Task instructions: Please put each line of the records below into a JSON list of strings, one string per line, leaving out blank lines.

-- START Stored records --

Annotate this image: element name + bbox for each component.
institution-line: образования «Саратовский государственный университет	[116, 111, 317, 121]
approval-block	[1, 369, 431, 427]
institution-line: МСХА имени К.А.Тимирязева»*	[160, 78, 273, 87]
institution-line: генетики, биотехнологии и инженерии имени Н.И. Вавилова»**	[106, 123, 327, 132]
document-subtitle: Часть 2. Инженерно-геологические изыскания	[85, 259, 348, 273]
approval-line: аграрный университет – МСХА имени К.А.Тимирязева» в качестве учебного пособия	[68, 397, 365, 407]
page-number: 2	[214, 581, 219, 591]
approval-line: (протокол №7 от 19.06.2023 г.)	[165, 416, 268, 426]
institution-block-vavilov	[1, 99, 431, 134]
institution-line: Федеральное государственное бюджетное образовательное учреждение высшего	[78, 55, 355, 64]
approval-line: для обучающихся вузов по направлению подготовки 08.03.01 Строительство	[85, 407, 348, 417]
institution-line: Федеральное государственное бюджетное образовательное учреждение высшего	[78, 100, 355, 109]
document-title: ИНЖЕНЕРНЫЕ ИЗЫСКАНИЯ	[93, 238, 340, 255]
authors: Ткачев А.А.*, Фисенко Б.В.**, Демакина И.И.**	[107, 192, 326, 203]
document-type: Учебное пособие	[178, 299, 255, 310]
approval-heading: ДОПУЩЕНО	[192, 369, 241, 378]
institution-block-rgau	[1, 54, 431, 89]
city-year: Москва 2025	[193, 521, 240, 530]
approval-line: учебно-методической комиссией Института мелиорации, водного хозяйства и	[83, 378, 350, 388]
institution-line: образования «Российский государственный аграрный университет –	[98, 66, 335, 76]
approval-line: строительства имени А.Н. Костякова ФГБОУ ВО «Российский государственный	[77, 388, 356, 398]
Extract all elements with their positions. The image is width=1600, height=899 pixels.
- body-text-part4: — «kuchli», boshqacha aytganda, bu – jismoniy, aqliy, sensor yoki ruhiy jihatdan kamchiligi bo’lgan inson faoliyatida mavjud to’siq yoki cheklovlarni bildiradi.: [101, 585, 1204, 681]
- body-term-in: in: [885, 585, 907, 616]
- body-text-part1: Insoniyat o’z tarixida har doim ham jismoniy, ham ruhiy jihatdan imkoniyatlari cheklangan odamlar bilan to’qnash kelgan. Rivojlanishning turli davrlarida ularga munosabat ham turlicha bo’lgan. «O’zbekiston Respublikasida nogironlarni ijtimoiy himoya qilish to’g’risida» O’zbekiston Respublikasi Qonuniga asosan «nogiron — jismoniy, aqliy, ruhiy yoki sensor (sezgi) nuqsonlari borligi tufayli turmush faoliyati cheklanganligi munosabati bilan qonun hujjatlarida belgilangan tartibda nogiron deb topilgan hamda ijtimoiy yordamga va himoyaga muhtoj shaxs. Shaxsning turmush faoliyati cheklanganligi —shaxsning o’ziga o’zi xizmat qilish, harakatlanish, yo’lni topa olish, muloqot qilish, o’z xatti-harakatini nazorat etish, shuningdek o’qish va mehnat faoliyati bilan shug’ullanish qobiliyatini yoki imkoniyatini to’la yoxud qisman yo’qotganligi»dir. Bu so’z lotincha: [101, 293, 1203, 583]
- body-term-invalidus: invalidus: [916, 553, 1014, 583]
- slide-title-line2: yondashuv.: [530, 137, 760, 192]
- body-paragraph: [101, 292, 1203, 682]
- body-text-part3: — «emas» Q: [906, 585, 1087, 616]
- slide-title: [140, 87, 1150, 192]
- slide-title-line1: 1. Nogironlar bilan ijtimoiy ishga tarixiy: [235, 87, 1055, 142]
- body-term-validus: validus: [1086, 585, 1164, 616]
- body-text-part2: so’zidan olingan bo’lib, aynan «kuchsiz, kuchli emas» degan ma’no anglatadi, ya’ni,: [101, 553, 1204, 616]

-- END Stored records --

Task solution:
[
  "Annotate this image: element name + bbox for each component.",
  "institution-line: образования «Саратовский государственный университет\t[116, 111, 317, 121]",
  "approval-block\t[1, 369, 431, 427]",
  "institution-line: МСХА имени К.А.Тимирязева»*\t[160, 78, 273, 87]",
  "institution-line: генетики, биотехнологии и инженерии имени Н.И. Вавилова»**\t[106, 123, 327, 132]",
  "document-subtitle: Часть 2. Инженерно-геологические изыскания\t[85, 259, 348, 273]",
  "approval-line: аграрный университет – МСХА имени К.А.Тимирязева» в качестве учебного пособия\t[68, 397, 365, 407]",
  "page-number: 2\t[214, 581, 219, 591]",
  "approval-line: (протокол №7 от 19.06.2023 г.)\t[165, 416, 268, 426]",
  "institution-block-vavilov\t[1, 99, 431, 134]",
  "institution-line: Федеральное государственное бюджетное образовательное учреждение высшего\t[78, 55, 355, 64]",
  "approval-line: для обучающихся вузов по направлению подготовки 08.03.01 Строительство\t[85, 407, 348, 417]",
  "institution-line: Федеральное государственное бюджетное образовательное учреждение высшего\t[78, 100, 355, 109]",
  "document-title: ИНЖЕНЕРНЫЕ ИЗЫСКАНИЯ\t[93, 238, 340, 255]",
  "authors: Ткачев А.А.*, Фисенко Б.В.**, Демакина И.И.**\t[107, 192, 326, 203]",
  "document-type: Учебное пособие\t[178, 299, 255, 310]",
  "approval-heading: ДОПУЩЕНО\t[192, 369, 241, 378]",
  "institution-block-rgau\t[1, 54, 431, 89]",
  "city-year: Москва 2025\t[193, 521, 240, 530]",
  "approval-line: учебно-методической комиссией Института мелиорации, водного хозяйства и\t[83, 378, 350, 388]",
  "institution-line: образования «Российский государственный аграрный университет –\t[98, 66, 335, 76]",
  "approval-line: строительства имени А.Н. Костякова ФГБОУ ВО «Российский государственный\t[77, 388, 356, 398]",
  "Extract all elements with their positions. The image is width=1600, height=899 pixels.",
  "- body-text-part4: — «kuchli», boshqacha aytganda, bu – jismoniy, aqliy, sensor yoki ruhiy jihatdan kamchiligi bo’lgan inson faoliyatida mavjud to’siq yoki cheklovlarni bildiradi.: [101, 585, 1204, 681]",
  "- body-term-in: in: [885, 585, 907, 616]",
  "- body-text-part1: Insoniyat o’z tarixida har doim ham jismoniy, ham ruhiy jihatdan imkoniyatlari cheklangan odamlar bilan to’qnash kelgan. Rivojlanishning turli davrlarida ularga munosabat ham turlicha bo’lgan. «O’zbekiston Respublikasida nogironlarni ijtimoiy himoya qilish to’g’risida» O’zbekiston Respublikasi Qonuniga asosan «nogiron — jismoniy, aqliy, ruhiy yoki sensor (sezgi) nuqsonlari borligi tufayli turmush faoliyati cheklanganligi munosabati bilan qonun hujjatlarida belgilangan tartibda nogiron deb topilgan hamda ijtimoiy yordamga va himoyaga muhtoj shaxs. Shaxsning turmush faoliyati cheklanganligi —shaxsning o’ziga o’zi xizmat qilish, harakatlanish, yo’lni topa olish, muloqot qilish, o’z xatti-harakatini nazorat etish, shuningdek o’qish va mehnat faoliyati bilan shug’ullanish qobiliyatini yoki imkoniyatini to’la yoxud qisman yo’qotganligi»dir. Bu so’z lotincha: [101, 293, 1203, 583]",
  "- body-term-invalidus: invalidus: [916, 553, 1014, 583]",
  "- slide-title-line2: yondashuv.: [530, 137, 760, 192]",
  "- body-paragraph: [101, 292, 1203, 682]",
  "- body-text-part3: — «emas» Q: [906, 585, 1087, 616]",
  "- slide-title: [140, 87, 1150, 192]",
  "- slide-title-line1: 1. Nogironlar bilan ijtimoiy ishga tarixiy: [235, 87, 1055, 142]",
  "- body-term-validus: validus: [1086, 585, 1164, 616]",
  "- body-text-part2: so’zidan olingan bo’lib, aynan «kuchsiz, kuchli emas» degan ma’no anglatadi, ya’ni,: [101, 553, 1204, 616]"
]